> _Task goal_
In the material below, find all lines with the string "CCMC" and copy them.

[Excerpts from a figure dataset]
-=-=-=-=-

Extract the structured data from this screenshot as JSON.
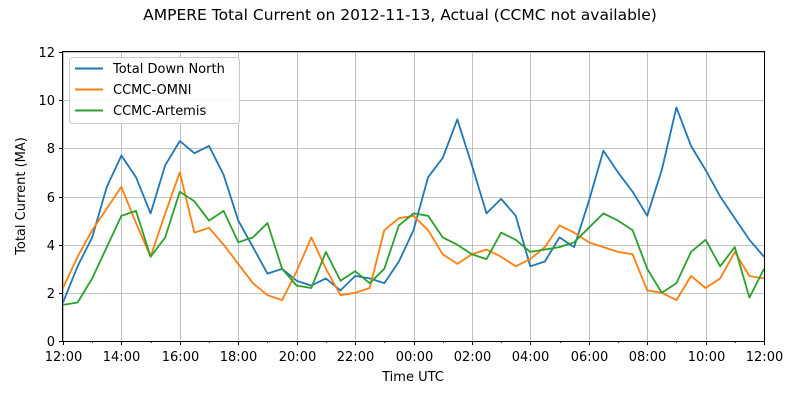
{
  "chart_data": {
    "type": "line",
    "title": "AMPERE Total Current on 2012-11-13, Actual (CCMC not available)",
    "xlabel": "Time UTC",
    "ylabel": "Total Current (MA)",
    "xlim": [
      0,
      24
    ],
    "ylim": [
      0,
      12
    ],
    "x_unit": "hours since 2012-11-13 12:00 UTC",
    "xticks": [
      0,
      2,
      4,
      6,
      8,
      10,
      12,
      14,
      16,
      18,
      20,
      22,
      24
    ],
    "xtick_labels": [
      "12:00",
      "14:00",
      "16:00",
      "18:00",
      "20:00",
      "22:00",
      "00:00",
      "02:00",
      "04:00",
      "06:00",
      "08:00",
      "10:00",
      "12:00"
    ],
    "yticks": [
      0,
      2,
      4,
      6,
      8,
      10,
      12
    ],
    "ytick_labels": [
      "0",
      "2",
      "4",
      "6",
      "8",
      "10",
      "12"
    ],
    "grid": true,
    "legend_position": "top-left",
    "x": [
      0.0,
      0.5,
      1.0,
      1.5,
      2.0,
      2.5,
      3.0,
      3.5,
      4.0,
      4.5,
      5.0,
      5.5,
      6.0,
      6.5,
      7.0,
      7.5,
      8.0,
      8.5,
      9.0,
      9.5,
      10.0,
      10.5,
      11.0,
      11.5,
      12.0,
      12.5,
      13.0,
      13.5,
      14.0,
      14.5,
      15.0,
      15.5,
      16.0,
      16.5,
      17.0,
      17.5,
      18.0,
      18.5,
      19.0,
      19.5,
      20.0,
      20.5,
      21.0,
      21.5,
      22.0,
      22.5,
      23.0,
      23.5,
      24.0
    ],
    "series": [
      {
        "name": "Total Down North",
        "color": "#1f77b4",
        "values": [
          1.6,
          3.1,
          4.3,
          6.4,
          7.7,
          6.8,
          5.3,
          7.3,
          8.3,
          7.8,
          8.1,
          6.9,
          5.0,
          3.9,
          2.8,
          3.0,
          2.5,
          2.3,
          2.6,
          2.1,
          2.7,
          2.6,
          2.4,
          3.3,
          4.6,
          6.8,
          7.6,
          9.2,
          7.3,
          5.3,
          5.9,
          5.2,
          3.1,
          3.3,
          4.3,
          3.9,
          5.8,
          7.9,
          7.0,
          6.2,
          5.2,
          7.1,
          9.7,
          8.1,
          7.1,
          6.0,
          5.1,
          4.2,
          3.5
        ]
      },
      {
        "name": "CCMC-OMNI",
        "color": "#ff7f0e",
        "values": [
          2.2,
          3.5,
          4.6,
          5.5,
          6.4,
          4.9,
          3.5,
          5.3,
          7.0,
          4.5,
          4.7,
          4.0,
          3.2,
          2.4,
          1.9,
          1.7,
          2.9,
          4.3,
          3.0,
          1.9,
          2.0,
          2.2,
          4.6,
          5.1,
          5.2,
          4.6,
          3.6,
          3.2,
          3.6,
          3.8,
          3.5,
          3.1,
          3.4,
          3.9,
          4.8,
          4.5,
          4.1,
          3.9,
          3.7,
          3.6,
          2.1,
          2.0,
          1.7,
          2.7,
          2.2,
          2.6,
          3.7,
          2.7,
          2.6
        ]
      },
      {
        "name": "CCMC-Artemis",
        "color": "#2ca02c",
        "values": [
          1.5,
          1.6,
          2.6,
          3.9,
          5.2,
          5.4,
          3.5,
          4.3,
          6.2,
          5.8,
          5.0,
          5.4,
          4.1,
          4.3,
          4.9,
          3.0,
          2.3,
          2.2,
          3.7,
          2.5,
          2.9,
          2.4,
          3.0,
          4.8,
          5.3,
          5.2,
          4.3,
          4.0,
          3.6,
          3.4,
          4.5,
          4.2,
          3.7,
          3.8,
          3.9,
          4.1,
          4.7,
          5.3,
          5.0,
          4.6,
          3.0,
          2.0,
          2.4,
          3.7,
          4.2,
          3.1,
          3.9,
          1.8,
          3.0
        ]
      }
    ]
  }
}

-=-=-=-=-

> _Answer to the exercise_
    "title": "AMPERE Total Current on 2012-11-13, Actual (CCMC not available)",
        "name": "CCMC-OMNI",
        "name": "CCMC-Artemis",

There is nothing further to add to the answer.